Dataset items

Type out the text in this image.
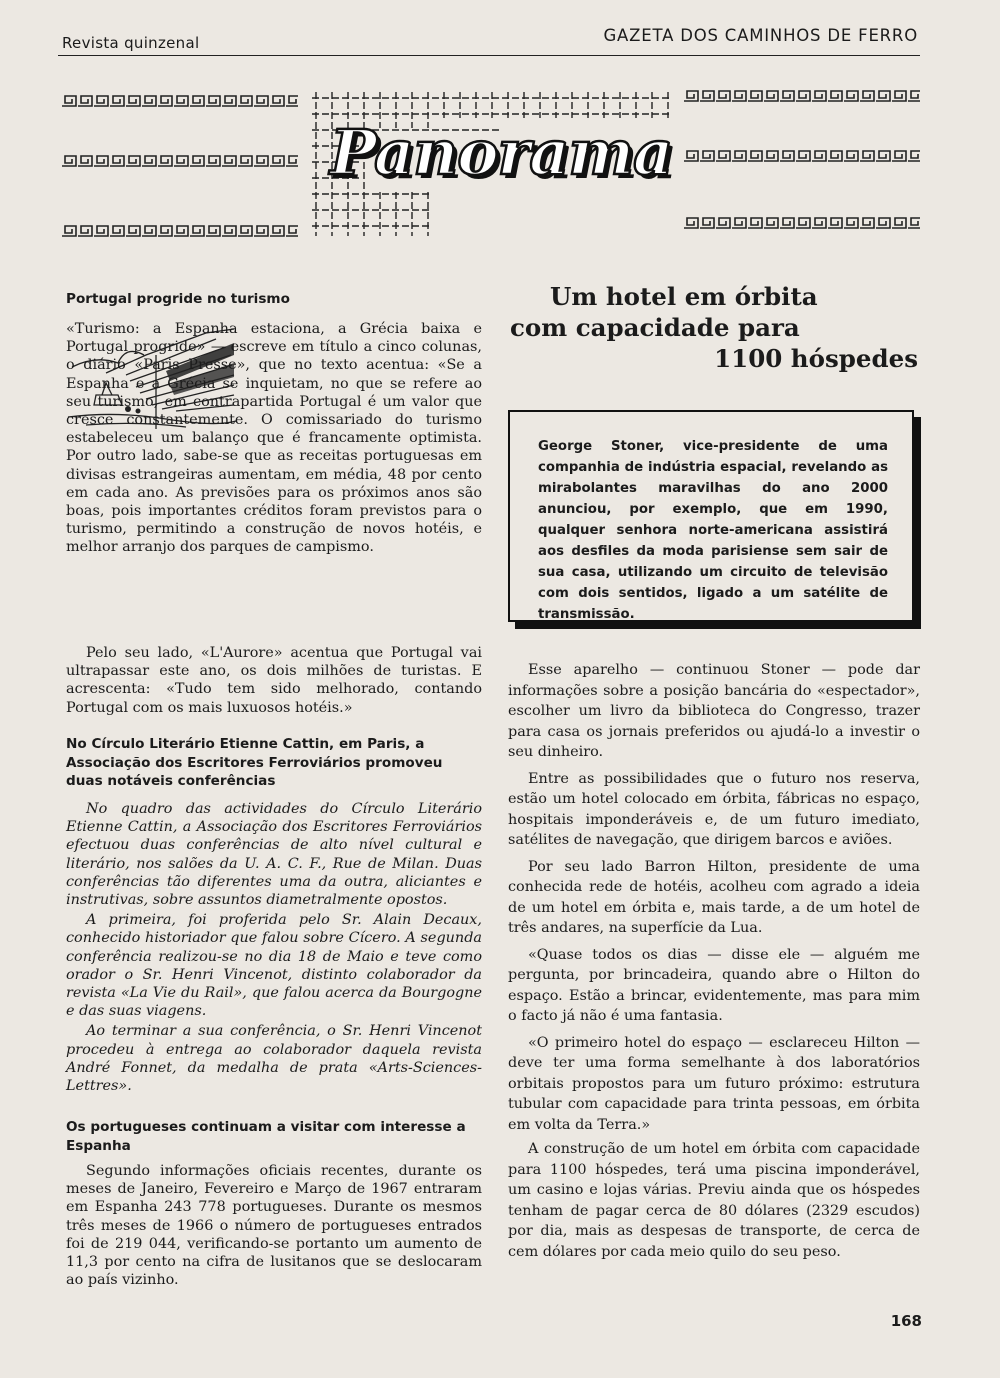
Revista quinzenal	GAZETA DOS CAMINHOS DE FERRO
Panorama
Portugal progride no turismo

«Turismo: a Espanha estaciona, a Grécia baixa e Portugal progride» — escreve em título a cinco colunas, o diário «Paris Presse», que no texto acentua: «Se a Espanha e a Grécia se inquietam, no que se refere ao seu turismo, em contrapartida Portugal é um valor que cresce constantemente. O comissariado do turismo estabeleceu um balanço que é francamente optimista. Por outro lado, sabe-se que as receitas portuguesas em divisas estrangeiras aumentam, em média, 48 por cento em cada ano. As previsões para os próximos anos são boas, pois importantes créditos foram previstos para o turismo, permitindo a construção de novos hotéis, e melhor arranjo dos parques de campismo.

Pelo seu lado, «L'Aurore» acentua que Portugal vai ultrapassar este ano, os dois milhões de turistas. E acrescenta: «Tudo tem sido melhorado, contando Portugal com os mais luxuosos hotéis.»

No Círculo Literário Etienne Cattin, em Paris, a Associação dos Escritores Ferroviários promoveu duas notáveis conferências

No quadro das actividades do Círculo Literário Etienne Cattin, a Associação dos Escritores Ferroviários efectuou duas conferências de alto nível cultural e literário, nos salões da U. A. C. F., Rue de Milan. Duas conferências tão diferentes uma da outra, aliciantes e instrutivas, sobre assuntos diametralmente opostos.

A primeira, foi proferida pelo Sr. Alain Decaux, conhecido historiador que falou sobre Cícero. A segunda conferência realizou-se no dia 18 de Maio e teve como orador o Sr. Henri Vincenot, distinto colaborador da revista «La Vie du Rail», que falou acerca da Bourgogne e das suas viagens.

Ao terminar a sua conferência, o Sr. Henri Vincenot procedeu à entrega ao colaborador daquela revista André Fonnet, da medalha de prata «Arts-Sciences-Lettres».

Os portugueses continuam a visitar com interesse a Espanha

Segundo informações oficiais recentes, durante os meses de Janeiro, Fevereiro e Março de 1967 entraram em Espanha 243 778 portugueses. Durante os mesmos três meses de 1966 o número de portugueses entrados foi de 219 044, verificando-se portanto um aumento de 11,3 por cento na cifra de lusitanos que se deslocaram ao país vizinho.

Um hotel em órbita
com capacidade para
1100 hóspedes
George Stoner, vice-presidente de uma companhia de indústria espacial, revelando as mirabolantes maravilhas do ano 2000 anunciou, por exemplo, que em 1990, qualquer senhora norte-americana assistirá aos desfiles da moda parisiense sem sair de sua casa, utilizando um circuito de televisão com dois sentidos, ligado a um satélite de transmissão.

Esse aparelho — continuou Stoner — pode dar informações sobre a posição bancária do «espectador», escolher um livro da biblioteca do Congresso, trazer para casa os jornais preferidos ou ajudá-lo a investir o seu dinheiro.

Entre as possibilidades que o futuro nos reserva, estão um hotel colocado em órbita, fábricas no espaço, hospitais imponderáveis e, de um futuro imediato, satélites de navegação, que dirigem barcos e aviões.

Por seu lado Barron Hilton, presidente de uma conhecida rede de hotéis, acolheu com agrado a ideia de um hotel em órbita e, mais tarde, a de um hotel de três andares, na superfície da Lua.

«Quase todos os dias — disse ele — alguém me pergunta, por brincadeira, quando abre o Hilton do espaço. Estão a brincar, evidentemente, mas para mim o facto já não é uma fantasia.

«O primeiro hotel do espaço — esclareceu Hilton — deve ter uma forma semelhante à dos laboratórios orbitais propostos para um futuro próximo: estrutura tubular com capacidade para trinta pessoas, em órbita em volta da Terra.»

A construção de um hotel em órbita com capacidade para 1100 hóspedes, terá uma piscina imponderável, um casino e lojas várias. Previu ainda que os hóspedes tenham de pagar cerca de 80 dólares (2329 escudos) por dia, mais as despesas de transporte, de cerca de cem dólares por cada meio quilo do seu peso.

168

...

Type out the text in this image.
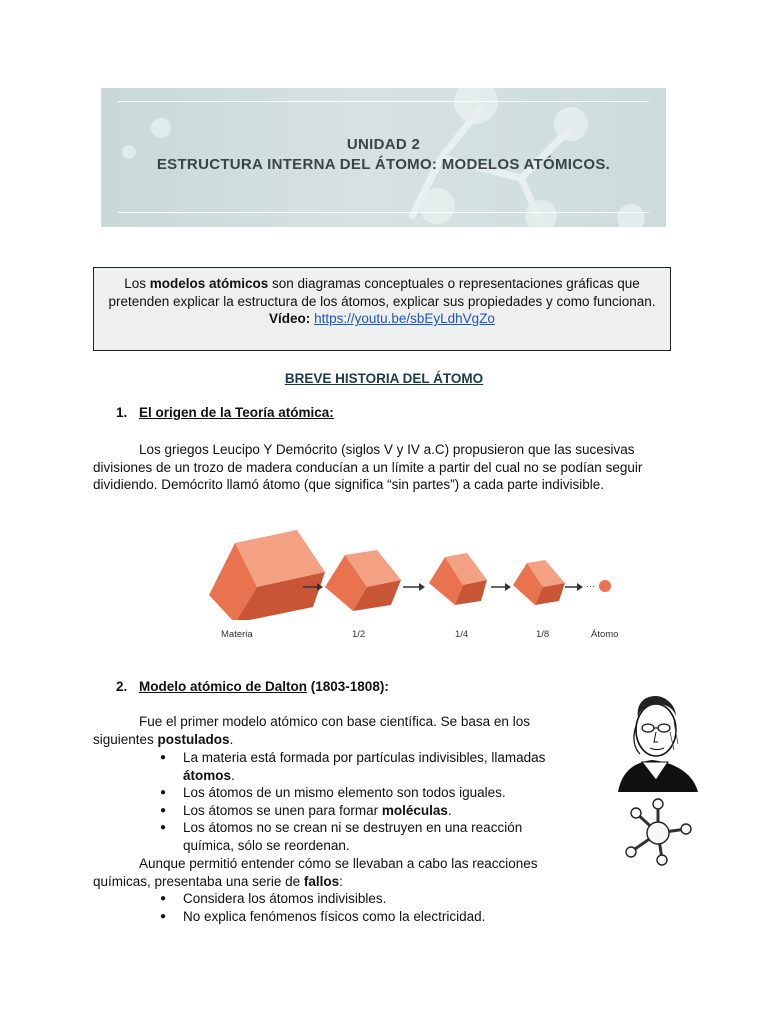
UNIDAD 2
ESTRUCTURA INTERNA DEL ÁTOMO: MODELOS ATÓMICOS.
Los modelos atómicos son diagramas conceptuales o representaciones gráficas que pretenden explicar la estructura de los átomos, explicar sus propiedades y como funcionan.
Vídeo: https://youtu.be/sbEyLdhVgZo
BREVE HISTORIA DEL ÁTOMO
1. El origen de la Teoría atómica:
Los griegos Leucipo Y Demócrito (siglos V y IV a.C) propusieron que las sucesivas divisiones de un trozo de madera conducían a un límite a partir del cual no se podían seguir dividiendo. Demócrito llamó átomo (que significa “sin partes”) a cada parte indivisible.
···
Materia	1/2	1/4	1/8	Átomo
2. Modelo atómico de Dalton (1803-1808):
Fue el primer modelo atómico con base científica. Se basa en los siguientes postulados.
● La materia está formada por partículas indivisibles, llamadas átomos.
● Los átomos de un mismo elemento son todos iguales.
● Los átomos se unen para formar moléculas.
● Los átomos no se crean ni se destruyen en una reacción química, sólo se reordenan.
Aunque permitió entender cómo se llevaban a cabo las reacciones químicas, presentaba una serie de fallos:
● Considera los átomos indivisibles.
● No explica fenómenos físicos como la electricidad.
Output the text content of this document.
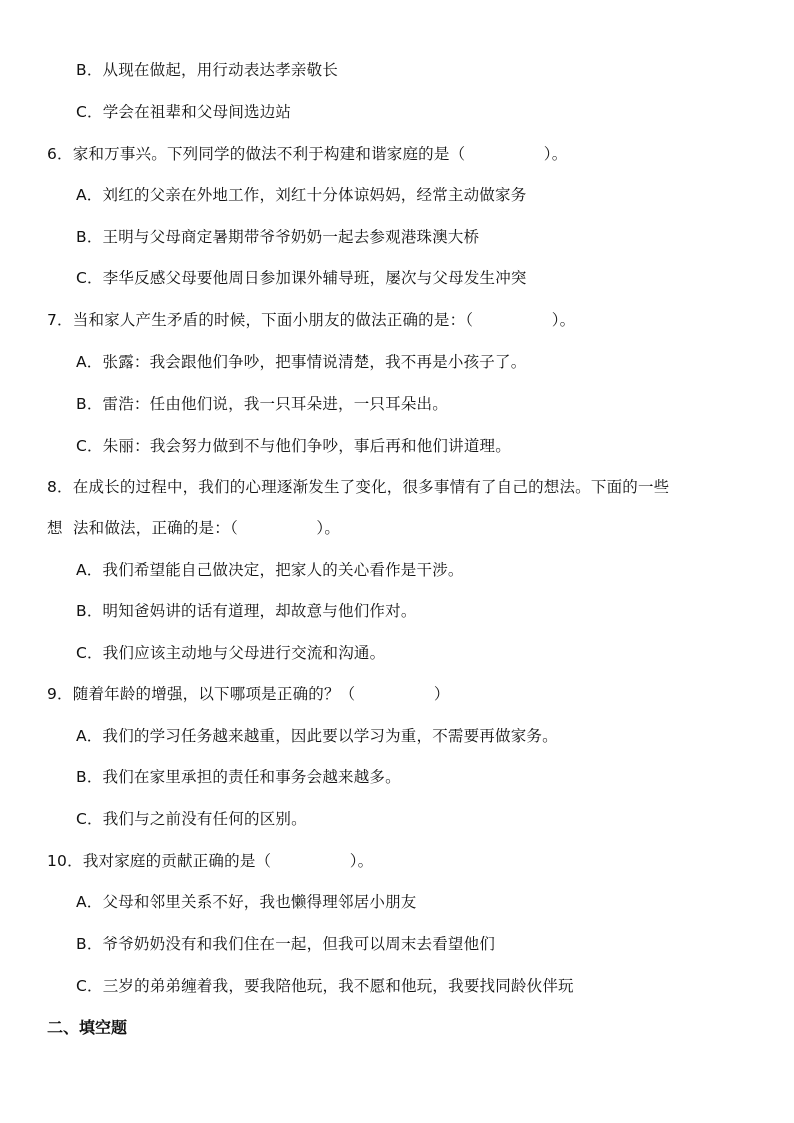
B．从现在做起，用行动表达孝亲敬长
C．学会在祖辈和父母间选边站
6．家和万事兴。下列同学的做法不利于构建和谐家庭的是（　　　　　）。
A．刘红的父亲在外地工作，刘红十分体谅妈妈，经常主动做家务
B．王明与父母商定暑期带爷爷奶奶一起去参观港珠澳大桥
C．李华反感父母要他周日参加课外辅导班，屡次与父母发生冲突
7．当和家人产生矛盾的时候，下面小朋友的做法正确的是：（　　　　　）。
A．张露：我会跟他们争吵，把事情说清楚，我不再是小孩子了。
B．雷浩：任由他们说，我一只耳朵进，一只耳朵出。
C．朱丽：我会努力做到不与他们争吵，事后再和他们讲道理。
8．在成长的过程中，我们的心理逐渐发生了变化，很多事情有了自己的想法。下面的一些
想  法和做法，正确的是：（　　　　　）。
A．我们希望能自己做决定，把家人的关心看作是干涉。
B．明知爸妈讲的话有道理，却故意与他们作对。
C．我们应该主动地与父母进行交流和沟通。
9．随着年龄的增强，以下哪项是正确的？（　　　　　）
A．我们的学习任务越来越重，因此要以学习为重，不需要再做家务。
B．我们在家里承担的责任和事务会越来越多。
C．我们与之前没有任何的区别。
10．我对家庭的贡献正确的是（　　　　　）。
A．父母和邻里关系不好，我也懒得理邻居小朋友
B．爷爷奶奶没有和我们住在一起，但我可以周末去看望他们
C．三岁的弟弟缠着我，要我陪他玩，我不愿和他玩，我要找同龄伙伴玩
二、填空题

## Short task
Compute the number of lines above that contain the string "indivisibles". Reply with that value only.

## Correct result
2